Short task » Retype all of the lines below without changing a single character.

— Start Dataset records —

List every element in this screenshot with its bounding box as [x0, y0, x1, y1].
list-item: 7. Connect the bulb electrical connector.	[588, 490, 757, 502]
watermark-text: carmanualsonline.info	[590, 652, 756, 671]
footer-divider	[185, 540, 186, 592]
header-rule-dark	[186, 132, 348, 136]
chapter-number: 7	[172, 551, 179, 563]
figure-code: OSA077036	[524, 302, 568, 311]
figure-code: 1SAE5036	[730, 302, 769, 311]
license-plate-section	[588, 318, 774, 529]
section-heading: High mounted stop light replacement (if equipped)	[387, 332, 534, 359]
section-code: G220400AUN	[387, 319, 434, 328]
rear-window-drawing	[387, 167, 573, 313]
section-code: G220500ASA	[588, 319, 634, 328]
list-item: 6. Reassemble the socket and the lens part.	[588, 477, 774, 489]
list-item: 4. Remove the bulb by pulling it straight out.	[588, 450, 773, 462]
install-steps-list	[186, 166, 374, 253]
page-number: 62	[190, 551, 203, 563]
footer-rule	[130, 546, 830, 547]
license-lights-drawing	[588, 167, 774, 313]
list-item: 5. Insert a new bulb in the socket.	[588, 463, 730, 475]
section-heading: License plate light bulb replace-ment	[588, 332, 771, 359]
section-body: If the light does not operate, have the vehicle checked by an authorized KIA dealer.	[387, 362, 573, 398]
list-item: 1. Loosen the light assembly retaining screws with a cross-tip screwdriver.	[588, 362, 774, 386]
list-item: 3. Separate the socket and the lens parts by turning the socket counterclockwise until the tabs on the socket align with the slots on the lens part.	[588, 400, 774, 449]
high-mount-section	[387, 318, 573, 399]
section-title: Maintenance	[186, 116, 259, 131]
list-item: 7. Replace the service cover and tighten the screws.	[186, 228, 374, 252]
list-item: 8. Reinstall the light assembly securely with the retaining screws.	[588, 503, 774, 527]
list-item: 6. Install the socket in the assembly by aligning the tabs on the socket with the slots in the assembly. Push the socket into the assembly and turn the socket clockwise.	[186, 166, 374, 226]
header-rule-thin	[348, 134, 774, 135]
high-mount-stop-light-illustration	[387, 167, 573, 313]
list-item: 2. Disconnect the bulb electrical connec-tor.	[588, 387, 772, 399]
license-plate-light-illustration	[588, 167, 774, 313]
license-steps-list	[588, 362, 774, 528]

— End Dataset records —

Exercise response »
List every element in this screenshot with its bounding box as [x0, y0, x1, y1].
list-item: 7. Connect the bulb electrical connector.	[588, 490, 757, 502]
watermark-text: carmanualsonline.info	[590, 652, 756, 671]
footer-divider	[185, 540, 186, 592]
header-rule-dark	[186, 132, 348, 136]
chapter-number: 7	[172, 551, 179, 563]
figure-code: OSA077036	[524, 302, 568, 311]
figure-code: 1SAE5036	[730, 302, 769, 311]
license-plate-section	[588, 318, 774, 529]
section-heading: High mounted stop light replacement (if equipped)	[387, 332, 534, 359]
section-code: G220400AUN	[387, 319, 434, 328]
rear-window-drawing	[387, 167, 573, 313]
section-code: G220500ASA	[588, 319, 634, 328]
list-item: 6. Reassemble the socket and the lens part.	[588, 477, 774, 489]
list-item: 4. Remove the bulb by pulling it straight out.	[588, 450, 773, 462]
install-steps-list	[186, 166, 374, 253]
page-number: 62	[190, 551, 203, 563]
footer-rule	[130, 546, 830, 547]
license-lights-drawing	[588, 167, 774, 313]
list-item: 5. Insert a new bulb in the socket.	[588, 463, 730, 475]
section-heading: License plate light bulb replace-ment	[588, 332, 771, 359]
section-body: If the light does not operate, have the vehicle checked by an authorized KIA dealer.	[387, 362, 573, 398]
list-item: 1. Loosen the light assembly retaining screws with a cross-tip screwdriver.	[588, 362, 774, 386]
list-item: 3. Separate the socket and the lens parts by turning the socket counterclockwise until the tabs on the socket align with the slots on the lens part.	[588, 400, 774, 449]
high-mount-section	[387, 318, 573, 399]
section-title: Maintenance	[186, 116, 259, 131]
list-item: 7. Replace the service cover and tighten the screws.	[186, 228, 374, 252]
list-item: 8. Reinstall the light assembly securely with the retaining screws.	[588, 503, 774, 527]
list-item: 6. Install the socket in the assembly by aligning the tabs on the socket with the slots in the assembly. Push the socket into the assembly and turn the socket clockwise.	[186, 166, 374, 226]
header-rule-thin	[348, 134, 774, 135]
high-mount-stop-light-illustration	[387, 167, 573, 313]
list-item: 2. Disconnect the bulb electrical connec-tor.	[588, 387, 772, 399]
license-plate-light-illustration	[588, 167, 774, 313]
license-steps-list	[588, 362, 774, 528]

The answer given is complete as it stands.